• Work to be completed: Present each line of the entries below that holds the word "kind".

======== Data lines

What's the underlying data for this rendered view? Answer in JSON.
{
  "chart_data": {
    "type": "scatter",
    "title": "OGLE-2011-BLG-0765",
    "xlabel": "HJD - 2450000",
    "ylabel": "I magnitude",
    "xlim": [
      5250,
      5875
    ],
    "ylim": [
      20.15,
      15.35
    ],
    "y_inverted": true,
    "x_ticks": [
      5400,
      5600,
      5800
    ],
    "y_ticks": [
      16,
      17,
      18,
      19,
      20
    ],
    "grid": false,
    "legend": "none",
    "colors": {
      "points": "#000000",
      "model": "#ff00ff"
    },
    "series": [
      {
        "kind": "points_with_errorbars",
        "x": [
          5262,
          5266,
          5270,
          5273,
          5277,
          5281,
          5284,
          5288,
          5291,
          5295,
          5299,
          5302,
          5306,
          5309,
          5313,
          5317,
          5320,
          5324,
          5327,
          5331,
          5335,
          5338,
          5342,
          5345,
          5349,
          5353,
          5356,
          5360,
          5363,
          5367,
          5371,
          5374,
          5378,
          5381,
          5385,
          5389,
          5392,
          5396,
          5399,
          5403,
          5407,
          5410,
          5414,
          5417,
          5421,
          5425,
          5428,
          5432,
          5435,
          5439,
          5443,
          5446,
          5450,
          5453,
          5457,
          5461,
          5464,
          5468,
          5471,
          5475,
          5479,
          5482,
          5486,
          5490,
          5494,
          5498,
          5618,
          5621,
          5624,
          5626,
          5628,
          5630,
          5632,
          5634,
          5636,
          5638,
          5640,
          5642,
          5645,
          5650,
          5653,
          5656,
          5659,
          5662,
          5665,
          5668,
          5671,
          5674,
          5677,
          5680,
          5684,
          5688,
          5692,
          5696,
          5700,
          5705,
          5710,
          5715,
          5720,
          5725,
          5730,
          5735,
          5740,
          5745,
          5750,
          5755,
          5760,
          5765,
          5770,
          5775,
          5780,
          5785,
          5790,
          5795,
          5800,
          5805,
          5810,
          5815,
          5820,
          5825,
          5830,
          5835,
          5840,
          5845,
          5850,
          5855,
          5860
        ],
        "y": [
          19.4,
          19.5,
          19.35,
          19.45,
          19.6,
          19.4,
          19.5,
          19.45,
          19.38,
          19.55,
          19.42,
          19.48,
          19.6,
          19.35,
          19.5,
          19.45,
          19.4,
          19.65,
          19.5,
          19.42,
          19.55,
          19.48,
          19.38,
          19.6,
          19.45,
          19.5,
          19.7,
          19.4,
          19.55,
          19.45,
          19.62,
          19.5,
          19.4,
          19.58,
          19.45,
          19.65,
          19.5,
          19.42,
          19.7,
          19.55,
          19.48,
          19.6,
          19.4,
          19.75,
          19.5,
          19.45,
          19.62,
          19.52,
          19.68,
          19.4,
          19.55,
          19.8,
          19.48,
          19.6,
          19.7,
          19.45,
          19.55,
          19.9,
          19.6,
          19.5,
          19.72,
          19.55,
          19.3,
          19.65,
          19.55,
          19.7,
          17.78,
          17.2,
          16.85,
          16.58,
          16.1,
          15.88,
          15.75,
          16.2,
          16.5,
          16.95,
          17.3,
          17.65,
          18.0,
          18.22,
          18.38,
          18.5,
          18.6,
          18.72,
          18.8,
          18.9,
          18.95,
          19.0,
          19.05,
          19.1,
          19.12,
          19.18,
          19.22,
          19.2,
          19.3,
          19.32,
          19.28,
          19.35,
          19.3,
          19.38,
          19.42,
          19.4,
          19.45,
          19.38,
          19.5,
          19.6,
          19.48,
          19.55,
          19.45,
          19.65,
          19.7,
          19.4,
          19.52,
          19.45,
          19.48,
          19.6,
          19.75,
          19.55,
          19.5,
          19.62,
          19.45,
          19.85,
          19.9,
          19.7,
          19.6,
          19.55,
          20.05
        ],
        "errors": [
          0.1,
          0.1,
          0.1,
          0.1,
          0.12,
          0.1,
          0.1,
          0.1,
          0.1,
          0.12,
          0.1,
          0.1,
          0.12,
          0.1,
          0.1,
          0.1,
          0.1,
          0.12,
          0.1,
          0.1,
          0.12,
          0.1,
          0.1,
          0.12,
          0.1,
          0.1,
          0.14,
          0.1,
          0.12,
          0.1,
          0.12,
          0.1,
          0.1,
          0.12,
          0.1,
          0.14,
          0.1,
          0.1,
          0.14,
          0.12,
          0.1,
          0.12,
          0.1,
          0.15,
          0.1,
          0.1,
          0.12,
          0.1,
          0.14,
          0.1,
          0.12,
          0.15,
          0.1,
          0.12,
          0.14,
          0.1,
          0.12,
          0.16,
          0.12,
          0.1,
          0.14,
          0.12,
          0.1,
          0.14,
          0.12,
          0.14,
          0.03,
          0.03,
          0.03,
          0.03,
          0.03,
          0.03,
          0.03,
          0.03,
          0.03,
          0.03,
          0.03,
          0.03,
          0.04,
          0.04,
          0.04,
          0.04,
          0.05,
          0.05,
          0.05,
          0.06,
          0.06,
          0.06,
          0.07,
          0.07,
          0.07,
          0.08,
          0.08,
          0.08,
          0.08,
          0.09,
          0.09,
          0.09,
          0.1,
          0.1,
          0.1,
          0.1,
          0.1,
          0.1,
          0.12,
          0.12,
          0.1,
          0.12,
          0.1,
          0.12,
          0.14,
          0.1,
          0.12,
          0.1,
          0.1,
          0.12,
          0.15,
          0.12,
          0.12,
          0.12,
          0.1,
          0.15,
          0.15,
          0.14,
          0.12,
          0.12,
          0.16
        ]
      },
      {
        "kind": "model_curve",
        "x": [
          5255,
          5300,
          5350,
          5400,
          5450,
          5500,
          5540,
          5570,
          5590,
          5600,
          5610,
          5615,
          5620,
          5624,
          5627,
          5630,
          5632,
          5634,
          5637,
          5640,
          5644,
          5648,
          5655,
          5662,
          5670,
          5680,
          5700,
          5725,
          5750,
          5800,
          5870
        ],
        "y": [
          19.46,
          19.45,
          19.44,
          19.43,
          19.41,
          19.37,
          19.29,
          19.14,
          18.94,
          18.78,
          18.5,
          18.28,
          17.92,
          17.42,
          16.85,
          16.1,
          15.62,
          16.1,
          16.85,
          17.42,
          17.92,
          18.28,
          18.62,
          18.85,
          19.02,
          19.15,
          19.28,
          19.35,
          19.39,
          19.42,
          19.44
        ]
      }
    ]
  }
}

================

• Solution to this exercise:
        "kind": "points_with_errorbars",
        "kind": "model_curve",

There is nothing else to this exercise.